Directions for this task:
Reproduce every line in the listing that contains the word "outside".

A run of records:
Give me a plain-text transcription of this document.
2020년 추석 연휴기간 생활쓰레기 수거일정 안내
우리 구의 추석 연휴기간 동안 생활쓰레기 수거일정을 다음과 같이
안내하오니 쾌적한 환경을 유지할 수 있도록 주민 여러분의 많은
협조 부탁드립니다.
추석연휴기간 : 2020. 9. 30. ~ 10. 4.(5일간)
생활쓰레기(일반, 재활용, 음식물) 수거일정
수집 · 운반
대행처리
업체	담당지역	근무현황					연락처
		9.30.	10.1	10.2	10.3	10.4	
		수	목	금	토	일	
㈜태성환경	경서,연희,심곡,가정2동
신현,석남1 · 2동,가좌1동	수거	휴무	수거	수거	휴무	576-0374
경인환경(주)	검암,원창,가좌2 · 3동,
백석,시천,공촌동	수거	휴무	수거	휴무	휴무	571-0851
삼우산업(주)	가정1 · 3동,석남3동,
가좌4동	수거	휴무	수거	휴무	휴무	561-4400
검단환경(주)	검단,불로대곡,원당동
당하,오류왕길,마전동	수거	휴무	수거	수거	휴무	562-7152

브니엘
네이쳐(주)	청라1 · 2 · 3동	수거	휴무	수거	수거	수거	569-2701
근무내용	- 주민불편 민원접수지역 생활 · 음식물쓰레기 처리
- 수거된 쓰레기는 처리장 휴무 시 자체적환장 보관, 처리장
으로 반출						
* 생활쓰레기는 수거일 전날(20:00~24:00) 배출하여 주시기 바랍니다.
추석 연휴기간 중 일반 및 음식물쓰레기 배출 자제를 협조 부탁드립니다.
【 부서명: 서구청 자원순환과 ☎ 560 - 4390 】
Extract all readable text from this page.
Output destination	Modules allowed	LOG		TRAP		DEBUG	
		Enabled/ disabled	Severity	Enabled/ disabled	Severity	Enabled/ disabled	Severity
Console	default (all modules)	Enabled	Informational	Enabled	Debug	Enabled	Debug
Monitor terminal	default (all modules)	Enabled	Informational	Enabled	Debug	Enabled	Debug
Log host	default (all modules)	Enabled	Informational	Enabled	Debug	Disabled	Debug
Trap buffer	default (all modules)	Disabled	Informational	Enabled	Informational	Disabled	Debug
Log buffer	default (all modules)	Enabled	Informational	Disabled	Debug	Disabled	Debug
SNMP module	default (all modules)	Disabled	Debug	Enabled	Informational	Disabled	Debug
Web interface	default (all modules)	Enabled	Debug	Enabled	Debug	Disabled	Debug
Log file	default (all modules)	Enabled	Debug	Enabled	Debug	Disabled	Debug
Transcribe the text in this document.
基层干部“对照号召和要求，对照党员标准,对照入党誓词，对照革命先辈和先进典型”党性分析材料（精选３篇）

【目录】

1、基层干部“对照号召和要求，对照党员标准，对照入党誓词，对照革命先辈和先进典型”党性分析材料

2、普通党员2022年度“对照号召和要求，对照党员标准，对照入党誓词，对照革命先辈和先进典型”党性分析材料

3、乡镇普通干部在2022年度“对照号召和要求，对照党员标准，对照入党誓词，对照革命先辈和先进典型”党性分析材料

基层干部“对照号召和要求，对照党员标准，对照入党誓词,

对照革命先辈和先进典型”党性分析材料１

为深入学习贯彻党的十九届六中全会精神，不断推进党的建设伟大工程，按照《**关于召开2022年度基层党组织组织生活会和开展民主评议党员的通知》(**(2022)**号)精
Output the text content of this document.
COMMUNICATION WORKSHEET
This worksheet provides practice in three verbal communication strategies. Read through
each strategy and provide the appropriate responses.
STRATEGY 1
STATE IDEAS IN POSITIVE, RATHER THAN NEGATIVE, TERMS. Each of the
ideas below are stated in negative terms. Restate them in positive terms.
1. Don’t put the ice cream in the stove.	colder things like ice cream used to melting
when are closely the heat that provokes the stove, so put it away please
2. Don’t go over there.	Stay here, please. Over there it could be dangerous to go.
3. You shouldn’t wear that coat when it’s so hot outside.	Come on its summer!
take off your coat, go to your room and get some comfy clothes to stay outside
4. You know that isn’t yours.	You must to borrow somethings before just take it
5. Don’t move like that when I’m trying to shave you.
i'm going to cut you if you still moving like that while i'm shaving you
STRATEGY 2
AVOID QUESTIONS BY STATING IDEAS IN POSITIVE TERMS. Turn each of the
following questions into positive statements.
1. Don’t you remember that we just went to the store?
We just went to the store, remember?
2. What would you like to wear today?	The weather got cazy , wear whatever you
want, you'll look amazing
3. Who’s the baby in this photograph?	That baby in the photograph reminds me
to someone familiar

Result for this exercise:
3. You shouldn’t wear that coat when it’s so hot outside.	Come on its summer!
take off your coat, go to your room and get some comfy clothes to stay outside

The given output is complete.